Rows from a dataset
** begin **
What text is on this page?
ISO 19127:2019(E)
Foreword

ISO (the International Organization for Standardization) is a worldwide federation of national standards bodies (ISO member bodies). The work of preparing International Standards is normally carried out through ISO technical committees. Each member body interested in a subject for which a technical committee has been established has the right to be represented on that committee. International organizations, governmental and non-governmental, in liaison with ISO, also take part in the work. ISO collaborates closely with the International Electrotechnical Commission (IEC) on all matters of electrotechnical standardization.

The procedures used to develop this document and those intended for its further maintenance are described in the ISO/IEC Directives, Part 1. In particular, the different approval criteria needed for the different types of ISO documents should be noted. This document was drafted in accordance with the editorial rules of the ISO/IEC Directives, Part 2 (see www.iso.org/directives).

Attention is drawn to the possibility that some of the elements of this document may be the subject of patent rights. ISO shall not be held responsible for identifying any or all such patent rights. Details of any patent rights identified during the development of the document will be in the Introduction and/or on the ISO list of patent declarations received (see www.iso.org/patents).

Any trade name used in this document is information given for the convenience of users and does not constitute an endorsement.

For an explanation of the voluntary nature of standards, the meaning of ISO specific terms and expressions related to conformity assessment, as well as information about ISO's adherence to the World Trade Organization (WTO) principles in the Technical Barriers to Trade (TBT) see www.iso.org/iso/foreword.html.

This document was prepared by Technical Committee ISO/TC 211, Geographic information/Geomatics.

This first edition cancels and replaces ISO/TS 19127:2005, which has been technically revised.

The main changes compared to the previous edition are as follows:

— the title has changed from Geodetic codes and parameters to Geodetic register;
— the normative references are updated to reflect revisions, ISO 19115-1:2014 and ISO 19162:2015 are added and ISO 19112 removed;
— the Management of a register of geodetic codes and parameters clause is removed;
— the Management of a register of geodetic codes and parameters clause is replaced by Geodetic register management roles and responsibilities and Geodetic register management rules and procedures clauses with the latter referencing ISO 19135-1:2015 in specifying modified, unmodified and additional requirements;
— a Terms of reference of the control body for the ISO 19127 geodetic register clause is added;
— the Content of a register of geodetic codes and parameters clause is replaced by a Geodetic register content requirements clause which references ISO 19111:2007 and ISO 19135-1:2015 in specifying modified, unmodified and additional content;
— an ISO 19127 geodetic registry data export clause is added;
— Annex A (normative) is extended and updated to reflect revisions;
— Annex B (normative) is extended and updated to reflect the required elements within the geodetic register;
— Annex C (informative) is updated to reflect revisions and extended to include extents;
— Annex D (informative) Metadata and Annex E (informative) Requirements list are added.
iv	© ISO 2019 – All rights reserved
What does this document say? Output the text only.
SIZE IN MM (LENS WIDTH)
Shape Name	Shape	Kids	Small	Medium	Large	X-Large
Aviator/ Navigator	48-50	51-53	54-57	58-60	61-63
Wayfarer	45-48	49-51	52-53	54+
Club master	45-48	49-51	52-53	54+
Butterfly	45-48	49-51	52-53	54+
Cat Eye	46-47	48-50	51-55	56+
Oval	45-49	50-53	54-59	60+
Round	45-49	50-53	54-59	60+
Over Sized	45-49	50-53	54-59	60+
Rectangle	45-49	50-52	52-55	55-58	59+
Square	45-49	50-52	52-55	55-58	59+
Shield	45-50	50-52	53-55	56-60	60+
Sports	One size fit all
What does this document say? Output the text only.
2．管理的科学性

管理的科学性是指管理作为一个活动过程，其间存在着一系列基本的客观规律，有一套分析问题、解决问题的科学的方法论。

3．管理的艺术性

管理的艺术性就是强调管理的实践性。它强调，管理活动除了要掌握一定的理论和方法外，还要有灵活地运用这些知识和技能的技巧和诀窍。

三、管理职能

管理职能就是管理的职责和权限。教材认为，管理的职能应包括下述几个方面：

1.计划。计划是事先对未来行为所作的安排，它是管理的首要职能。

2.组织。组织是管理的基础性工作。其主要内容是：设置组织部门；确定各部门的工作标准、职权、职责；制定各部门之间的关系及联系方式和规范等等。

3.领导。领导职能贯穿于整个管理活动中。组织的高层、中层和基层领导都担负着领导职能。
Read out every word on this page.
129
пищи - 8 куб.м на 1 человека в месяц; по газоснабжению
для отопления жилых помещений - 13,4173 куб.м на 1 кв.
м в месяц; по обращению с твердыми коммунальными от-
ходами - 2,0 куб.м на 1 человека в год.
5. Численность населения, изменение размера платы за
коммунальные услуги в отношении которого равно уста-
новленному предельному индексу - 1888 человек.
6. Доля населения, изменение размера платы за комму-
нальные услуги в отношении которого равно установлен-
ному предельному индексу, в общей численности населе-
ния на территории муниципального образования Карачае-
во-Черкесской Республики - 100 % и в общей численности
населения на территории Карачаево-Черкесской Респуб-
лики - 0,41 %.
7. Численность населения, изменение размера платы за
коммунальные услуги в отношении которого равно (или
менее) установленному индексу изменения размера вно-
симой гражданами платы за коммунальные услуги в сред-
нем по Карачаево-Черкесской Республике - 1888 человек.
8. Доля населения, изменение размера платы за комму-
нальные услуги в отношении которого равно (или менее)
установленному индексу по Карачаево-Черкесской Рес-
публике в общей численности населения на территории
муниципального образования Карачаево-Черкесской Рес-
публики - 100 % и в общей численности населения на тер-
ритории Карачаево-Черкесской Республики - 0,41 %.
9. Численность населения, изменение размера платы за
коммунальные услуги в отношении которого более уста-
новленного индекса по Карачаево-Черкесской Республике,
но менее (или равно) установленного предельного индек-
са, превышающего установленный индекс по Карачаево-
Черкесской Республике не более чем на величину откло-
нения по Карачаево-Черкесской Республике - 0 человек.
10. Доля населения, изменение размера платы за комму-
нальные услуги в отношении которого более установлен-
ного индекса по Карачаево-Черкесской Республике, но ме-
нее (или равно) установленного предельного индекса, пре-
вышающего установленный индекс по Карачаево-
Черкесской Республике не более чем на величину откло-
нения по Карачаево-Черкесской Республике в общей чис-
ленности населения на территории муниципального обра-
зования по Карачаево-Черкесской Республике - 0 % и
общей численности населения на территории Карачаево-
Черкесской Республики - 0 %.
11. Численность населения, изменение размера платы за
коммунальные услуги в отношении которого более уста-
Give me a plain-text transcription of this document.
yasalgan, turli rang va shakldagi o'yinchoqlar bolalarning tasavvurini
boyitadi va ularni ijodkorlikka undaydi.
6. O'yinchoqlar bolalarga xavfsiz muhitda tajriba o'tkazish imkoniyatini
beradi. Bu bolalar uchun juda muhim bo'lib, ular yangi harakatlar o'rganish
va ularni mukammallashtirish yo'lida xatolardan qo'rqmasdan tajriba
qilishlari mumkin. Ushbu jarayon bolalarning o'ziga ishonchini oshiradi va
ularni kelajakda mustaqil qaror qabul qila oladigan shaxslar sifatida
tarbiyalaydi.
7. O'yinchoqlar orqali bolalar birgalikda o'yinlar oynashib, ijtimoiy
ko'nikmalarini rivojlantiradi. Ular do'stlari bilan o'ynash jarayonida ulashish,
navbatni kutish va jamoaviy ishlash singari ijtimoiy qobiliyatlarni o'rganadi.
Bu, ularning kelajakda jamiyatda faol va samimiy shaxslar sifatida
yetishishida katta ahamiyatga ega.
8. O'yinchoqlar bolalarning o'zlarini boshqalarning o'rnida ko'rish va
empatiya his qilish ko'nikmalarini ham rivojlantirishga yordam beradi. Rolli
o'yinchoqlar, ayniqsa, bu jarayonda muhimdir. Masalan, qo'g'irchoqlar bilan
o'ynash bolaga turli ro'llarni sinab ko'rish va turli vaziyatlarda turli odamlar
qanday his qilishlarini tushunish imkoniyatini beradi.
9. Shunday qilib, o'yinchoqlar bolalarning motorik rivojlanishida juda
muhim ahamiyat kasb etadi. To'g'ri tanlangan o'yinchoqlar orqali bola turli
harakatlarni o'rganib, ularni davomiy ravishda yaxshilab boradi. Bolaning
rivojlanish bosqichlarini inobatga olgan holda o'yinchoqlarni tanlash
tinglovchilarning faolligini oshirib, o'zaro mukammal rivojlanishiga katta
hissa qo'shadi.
** end **
TASK GOAL:
In the records above, locate the lines holding the word "коммунальные". Copy each of them.

RESULT:
коммунальные услуги в отношении которого равно уста-
коммунальные услуги в отношении которого равно (или
симой гражданами платы за коммунальные услуги в сред-
коммунальные услуги в отношении которого более уста-
коммунальные услуги в отношении которого более уста-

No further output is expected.